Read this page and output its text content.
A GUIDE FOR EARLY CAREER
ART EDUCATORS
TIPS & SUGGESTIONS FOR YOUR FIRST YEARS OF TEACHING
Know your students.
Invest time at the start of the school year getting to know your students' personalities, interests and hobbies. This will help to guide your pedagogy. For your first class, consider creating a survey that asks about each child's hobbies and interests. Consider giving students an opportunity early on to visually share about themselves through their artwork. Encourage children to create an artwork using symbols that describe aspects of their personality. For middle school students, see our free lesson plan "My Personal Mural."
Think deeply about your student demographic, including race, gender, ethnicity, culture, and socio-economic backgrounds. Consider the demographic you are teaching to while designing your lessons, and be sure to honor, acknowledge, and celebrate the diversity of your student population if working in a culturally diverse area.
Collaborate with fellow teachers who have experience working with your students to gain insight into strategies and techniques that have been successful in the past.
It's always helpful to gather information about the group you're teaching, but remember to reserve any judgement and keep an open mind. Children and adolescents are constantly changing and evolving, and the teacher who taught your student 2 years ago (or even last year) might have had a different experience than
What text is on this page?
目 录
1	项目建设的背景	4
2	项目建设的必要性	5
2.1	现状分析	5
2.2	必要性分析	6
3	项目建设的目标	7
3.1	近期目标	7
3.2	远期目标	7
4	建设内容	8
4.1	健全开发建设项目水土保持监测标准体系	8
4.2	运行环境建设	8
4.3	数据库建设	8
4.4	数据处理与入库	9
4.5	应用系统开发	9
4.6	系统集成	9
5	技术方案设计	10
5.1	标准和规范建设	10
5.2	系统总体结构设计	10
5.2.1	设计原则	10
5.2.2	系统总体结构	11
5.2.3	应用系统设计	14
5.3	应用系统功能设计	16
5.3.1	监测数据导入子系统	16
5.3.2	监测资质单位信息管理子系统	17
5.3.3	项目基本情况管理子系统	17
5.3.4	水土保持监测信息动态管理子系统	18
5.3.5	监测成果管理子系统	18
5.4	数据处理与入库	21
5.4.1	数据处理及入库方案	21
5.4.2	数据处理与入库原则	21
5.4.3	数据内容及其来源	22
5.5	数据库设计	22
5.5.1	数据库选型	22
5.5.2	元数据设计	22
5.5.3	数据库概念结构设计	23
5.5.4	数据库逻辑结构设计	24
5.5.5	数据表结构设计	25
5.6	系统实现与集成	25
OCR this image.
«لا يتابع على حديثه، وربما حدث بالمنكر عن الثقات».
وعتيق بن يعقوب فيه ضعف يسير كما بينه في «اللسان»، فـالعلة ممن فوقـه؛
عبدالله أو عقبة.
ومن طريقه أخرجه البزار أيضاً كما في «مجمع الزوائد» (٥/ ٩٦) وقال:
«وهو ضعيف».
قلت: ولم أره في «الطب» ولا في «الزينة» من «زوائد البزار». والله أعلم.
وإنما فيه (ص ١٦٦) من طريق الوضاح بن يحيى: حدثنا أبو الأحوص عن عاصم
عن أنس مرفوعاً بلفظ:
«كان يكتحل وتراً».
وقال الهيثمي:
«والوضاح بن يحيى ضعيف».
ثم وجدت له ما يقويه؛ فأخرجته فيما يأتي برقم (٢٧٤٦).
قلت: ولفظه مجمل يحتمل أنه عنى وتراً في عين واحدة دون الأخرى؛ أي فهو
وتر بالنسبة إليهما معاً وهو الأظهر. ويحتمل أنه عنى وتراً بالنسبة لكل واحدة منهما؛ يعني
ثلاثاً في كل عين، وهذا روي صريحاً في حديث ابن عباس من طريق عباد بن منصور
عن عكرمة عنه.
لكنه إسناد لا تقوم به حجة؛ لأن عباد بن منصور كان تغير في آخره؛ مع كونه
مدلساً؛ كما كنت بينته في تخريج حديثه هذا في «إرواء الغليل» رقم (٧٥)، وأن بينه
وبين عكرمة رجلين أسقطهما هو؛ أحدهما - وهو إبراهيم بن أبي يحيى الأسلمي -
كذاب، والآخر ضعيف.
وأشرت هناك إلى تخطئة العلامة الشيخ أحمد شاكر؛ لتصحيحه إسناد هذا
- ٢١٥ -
--------------------
*Written exercise*
Restate the whole listing exactly, leaving out nothing.

*Full output*
Read this page and output its text content.
A GUIDE FOR EARLY CAREER
ART EDUCATORS
TIPS & SUGGESTIONS FOR YOUR FIRST YEARS OF TEACHING
Know your students.
Invest time at the start of the school year getting to know your students' personalities, interests and hobbies. This will help to guide your pedagogy. For your first class, consider creating a survey that asks about each child's hobbies and interests. Consider giving students an opportunity early on to visually share about themselves through their artwork. Encourage children to create an artwork using symbols that describe aspects of their personality. For middle school students, see our free lesson plan "My Personal Mural."
Think deeply about your student demographic, including race, gender, ethnicity, culture, and socio-economic backgrounds. Consider the demographic you are teaching to while designing your lessons, and be sure to honor, acknowledge, and celebrate the diversity of your student population if working in a culturally diverse area.
Collaborate with fellow teachers who have experience working with your students to gain insight into strategies and techniques that have been successful in the past.
It's always helpful to gather information about the group you're teaching, but remember to reserve any judgement and keep an open mind. Children and adolescents are constantly changing and evolving, and the teacher who taught your student 2 years ago (or even last year) might have had a different experience than
What text is on this page?
目 录
1	项目建设的背景	4
2	项目建设的必要性	5
2.1	现状分析	5
2.2	必要性分析	6
3	项目建设的目标	7
3.1	近期目标	7
3.2	远期目标	7
4	建设内容	8
4.1	健全开发建设项目水土保持监测标准体系	8
4.2	运行环境建设	8
4.3	数据库建设	8
4.4	数据处理与入库	9
4.5	应用系统开发	9
4.6	系统集成	9
5	技术方案设计	10
5.1	标准和规范建设	10
5.2	系统总体结构设计	10
5.2.1	设计原则	10
5.2.2	系统总体结构	11
5.2.3	应用系统设计	14
5.3	应用系统功能设计	16
5.3.1	监测数据导入子系统	16
5.3.2	监测资质单位信息管理子系统	17
5.3.3	项目基本情况管理子系统	17
5.3.4	水土保持监测信息动态管理子系统	18
5.3.5	监测成果管理子系统	18
5.4	数据处理与入库	21
5.4.1	数据处理及入库方案	21
5.4.2	数据处理与入库原则	21
5.4.3	数据内容及其来源	22
5.5	数据库设计	22
5.5.1	数据库选型	22
5.5.2	元数据设计	22
5.5.3	数据库概念结构设计	23
5.5.4	数据库逻辑结构设计	24
5.5.5	数据表结构设计	25
5.6	系统实现与集成	25
OCR this image.
«لا يتابع على حديثه، وربما حدث بالمنكر عن الثقات».
وعتيق بن يعقوب فيه ضعف يسير كما بينه في «اللسان»، فـالعلة ممن فوقـه؛
عبدالله أو عقبة.
ومن طريقه أخرجه البزار أيضاً كما في «مجمع الزوائد» (٥/ ٩٦) وقال:
«وهو ضعيف».
قلت: ولم أره في «الطب» ولا في «الزينة» من «زوائد البزار». والله أعلم.
وإنما فيه (ص ١٦٦) من طريق الوضاح بن يحيى: حدثنا أبو الأحوص عن عاصم
عن أنس مرفوعاً بلفظ:
«كان يكتحل وتراً».
وقال الهيثمي:
«والوضاح بن يحيى ضعيف».
ثم وجدت له ما يقويه؛ فأخرجته فيما يأتي برقم (٢٧٤٦).
قلت: ولفظه مجمل يحتمل أنه عنى وتراً في عين واحدة دون الأخرى؛ أي فهو
وتر بالنسبة إليهما معاً وهو الأظهر. ويحتمل أنه عنى وتراً بالنسبة لكل واحدة منهما؛ يعني
ثلاثاً في كل عين، وهذا روي صريحاً في حديث ابن عباس من طريق عباد بن منصور
عن عكرمة عنه.
لكنه إسناد لا تقوم به حجة؛ لأن عباد بن منصور كان تغير في آخره؛ مع كونه
مدلساً؛ كما كنت بينته في تخريج حديثه هذا في «إرواء الغليل» رقم (٧٥)، وأن بينه
وبين عكرمة رجلين أسقطهما هو؛ أحدهما - وهو إبراهيم بن أبي يحيى الأسلمي -
كذاب، والآخر ضعيف.
وأشرت هناك إلى تخطئة العلامة الشيخ أحمد شاكر؛ لتصحيحه إسناد هذا
- ٢١٥ -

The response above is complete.